---------- Records ----------
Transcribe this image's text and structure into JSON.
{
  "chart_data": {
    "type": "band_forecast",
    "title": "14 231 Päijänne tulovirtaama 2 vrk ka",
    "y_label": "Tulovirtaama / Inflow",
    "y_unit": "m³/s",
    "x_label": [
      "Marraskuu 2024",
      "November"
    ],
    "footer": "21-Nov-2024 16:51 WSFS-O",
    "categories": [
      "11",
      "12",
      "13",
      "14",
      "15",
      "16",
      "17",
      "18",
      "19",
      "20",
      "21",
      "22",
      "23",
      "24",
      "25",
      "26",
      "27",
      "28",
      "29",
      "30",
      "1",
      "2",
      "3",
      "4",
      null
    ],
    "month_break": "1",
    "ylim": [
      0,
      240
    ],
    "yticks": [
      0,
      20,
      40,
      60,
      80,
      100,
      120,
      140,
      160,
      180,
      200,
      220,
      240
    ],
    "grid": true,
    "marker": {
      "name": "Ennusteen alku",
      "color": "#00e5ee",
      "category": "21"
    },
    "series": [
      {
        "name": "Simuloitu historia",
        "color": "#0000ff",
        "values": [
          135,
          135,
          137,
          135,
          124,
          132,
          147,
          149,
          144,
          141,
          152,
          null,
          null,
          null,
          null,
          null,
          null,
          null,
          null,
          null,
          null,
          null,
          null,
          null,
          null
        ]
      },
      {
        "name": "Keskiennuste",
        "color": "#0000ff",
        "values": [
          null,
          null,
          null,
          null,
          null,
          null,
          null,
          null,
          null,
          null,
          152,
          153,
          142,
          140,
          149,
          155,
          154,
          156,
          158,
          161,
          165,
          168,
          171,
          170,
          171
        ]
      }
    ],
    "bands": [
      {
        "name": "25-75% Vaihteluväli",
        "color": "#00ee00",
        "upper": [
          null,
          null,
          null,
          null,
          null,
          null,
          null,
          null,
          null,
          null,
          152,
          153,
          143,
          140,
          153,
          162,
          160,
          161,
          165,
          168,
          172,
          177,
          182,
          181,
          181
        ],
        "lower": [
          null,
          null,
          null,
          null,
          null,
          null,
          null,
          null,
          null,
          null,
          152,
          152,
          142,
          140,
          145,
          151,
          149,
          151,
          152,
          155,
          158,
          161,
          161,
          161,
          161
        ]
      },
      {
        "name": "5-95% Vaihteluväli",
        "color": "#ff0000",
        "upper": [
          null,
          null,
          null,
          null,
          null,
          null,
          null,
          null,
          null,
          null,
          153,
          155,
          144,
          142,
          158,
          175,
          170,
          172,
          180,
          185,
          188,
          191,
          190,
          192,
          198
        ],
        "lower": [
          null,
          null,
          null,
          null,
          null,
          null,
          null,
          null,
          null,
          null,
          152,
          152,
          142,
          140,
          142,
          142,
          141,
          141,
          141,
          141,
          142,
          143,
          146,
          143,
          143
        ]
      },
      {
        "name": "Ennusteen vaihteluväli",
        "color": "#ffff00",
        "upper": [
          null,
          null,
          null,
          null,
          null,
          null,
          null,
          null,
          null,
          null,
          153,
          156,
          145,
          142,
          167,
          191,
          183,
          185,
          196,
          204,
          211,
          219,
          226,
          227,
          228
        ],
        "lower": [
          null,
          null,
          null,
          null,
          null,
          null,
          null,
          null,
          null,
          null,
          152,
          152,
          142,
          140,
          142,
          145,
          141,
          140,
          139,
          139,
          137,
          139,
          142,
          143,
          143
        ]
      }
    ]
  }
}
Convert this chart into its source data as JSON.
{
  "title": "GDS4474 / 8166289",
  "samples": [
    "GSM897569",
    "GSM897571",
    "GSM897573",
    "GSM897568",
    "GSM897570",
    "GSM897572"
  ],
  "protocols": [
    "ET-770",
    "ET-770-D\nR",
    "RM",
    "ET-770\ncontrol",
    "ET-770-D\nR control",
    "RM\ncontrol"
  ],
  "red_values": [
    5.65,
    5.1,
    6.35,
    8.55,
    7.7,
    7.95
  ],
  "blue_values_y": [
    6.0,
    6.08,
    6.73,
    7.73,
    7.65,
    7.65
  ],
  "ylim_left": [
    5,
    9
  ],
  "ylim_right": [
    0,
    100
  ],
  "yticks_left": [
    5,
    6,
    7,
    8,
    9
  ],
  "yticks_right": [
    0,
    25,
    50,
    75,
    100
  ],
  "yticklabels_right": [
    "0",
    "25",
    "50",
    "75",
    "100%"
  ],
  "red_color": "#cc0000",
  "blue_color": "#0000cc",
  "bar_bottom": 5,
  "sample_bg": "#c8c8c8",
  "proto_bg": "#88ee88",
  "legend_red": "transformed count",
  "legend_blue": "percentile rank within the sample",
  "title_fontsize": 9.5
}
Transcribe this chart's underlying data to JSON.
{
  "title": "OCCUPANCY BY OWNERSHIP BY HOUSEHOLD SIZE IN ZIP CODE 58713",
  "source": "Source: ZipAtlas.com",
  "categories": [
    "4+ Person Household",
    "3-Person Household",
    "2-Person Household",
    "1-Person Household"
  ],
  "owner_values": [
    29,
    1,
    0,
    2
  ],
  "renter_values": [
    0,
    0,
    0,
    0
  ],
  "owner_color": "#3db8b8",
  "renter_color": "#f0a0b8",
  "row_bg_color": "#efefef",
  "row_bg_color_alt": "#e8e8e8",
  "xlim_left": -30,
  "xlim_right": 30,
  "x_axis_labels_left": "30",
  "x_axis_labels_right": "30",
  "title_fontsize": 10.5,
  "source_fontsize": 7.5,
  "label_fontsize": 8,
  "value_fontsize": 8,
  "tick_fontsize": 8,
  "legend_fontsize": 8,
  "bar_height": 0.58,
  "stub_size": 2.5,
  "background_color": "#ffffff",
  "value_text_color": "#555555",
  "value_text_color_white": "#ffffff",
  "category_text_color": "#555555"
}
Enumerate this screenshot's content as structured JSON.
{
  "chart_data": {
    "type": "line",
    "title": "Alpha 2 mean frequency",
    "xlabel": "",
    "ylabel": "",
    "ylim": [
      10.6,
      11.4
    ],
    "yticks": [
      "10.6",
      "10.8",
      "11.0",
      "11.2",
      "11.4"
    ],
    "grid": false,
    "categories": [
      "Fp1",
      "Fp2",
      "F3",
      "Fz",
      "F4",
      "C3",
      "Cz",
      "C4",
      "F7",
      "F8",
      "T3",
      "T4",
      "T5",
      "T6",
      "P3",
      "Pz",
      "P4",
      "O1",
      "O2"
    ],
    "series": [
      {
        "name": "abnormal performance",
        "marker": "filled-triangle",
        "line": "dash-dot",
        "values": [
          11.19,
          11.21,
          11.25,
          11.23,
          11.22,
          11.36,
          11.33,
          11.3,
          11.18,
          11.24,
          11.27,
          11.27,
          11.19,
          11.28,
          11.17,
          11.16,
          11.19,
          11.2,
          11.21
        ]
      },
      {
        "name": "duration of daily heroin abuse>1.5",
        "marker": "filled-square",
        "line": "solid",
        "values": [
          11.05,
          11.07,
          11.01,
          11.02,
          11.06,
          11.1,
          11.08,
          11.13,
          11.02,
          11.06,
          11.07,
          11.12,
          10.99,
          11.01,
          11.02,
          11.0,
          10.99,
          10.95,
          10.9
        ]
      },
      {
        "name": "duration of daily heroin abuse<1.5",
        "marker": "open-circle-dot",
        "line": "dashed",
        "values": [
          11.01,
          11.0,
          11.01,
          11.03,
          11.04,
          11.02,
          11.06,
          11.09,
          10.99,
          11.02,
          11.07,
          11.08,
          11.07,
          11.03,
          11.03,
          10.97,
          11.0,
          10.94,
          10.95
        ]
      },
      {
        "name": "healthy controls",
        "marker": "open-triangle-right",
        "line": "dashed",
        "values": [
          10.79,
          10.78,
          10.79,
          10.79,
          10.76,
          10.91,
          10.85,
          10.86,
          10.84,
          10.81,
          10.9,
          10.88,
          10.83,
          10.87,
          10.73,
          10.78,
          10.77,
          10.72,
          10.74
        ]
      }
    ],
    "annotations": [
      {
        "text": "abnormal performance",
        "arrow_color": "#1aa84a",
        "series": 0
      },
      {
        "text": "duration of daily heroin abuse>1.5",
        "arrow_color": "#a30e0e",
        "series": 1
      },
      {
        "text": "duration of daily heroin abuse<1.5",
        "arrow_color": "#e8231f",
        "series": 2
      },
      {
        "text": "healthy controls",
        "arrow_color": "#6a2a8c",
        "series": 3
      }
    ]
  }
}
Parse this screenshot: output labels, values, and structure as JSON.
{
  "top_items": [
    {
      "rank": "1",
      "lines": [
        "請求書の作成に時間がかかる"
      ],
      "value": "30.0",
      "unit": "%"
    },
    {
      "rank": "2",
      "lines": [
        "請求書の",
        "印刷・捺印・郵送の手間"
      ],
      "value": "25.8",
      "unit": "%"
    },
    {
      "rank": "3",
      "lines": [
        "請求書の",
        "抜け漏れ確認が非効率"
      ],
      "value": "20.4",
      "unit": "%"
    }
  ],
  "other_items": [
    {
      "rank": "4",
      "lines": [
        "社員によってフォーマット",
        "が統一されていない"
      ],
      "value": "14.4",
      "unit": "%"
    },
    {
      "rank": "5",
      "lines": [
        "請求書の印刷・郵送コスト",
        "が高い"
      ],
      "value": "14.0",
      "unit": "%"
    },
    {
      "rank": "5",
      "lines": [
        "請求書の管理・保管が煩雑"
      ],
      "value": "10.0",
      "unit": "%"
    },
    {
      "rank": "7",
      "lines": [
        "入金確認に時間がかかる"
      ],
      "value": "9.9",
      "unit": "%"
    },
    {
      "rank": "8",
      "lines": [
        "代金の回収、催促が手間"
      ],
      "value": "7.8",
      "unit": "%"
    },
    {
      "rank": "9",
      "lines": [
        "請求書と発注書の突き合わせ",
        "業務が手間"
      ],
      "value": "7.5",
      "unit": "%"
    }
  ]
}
----------
• Description of the task: Using the entries above, state how many lines include the word "controls", with no other words.

• Solution to this problem: 2